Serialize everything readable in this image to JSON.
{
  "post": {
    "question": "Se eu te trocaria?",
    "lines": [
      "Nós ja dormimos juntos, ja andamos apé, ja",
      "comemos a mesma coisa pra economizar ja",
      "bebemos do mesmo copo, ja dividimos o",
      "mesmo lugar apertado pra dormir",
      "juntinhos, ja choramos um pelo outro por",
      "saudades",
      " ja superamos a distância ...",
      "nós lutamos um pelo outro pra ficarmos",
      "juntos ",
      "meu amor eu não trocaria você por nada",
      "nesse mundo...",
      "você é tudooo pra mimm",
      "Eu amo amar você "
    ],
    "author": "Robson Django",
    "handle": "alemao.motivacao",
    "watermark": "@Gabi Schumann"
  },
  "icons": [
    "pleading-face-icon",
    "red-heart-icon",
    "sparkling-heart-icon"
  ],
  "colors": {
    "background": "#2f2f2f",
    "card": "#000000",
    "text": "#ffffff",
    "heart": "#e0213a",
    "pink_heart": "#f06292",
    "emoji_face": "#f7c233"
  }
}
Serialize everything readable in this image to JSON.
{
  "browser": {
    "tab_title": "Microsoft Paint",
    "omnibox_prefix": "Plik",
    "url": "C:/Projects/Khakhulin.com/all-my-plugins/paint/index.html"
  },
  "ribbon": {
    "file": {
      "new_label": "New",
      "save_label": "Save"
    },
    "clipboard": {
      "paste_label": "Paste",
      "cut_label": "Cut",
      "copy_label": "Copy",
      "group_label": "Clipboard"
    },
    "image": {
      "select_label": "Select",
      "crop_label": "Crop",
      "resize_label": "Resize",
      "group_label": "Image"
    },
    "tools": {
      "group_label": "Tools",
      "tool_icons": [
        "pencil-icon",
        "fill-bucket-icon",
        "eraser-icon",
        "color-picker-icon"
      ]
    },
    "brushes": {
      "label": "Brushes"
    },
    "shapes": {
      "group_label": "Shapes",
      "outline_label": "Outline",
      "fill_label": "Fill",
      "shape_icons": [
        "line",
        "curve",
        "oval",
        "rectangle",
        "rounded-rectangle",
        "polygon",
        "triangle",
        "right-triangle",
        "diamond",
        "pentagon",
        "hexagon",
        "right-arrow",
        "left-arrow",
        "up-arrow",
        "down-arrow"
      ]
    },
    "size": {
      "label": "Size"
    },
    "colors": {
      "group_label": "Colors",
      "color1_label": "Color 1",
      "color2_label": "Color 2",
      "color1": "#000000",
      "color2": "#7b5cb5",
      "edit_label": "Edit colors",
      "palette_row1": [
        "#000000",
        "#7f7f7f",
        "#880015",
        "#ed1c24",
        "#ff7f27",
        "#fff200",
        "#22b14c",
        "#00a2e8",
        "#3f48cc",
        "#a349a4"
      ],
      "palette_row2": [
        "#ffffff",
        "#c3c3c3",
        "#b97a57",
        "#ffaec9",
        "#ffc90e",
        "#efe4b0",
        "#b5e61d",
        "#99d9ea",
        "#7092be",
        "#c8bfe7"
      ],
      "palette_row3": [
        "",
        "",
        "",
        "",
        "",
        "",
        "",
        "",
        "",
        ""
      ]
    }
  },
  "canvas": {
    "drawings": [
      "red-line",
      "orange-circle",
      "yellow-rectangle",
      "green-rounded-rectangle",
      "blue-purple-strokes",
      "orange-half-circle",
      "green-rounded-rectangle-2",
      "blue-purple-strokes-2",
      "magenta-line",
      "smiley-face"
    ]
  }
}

--

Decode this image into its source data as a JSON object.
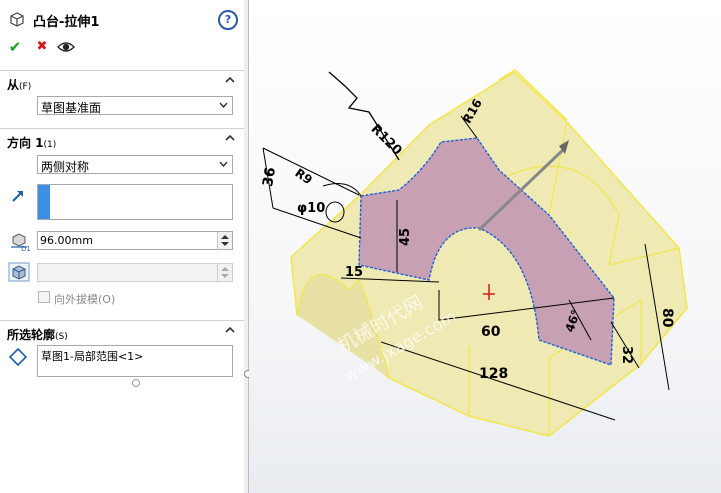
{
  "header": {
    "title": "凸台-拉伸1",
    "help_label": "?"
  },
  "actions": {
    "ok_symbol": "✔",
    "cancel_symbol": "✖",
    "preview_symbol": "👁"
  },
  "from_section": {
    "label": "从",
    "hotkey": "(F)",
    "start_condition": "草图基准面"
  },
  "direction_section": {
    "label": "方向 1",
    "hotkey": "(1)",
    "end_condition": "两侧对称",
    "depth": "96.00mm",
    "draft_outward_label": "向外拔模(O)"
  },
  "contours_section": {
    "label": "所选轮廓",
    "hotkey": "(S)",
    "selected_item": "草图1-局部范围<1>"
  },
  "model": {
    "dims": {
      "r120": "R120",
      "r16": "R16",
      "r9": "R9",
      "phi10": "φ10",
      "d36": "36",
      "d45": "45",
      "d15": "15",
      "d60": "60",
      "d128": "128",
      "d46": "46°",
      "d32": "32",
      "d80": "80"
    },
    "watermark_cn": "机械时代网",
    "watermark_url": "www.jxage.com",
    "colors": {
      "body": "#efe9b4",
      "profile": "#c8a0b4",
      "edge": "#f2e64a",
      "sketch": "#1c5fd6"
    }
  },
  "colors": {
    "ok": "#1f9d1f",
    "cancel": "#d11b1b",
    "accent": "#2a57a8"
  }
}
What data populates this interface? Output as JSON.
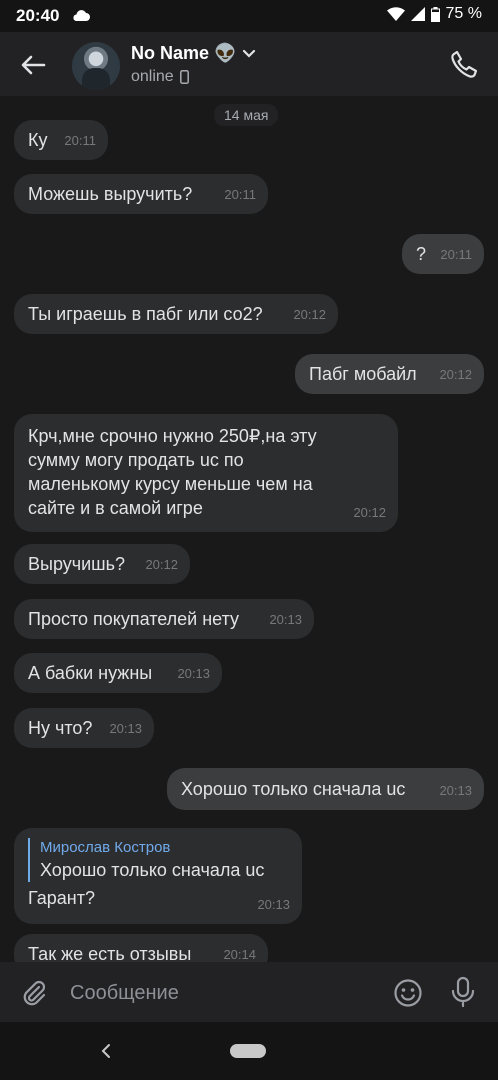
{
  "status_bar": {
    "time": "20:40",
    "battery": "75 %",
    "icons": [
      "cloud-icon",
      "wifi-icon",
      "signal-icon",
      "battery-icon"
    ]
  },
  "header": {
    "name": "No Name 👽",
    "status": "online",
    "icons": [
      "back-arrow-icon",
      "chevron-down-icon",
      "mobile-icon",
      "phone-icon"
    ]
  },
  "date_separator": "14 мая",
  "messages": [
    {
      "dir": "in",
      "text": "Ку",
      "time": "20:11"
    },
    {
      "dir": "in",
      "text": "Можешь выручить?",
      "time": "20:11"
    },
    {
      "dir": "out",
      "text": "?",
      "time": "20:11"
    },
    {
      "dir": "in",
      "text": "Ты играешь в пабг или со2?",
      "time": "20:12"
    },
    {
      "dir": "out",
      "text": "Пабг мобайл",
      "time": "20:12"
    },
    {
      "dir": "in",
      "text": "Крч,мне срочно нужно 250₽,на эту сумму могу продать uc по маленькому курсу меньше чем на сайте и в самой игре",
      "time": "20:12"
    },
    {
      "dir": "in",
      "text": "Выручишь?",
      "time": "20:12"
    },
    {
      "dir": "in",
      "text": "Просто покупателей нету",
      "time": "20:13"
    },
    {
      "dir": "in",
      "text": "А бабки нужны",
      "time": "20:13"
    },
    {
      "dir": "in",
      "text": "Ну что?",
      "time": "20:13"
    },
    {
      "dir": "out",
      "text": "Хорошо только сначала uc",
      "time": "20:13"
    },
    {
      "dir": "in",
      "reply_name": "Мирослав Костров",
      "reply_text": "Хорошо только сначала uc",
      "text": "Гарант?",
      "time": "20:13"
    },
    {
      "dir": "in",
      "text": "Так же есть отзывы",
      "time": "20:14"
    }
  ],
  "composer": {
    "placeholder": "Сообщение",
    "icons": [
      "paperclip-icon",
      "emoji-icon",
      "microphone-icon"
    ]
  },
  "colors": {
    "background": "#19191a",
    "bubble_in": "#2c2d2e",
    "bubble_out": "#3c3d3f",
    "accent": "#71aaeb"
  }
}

--

» DO THIS: Find how many lines of the entries contain "JSON". Respond with the number only.

» FULL SOLUTION: 4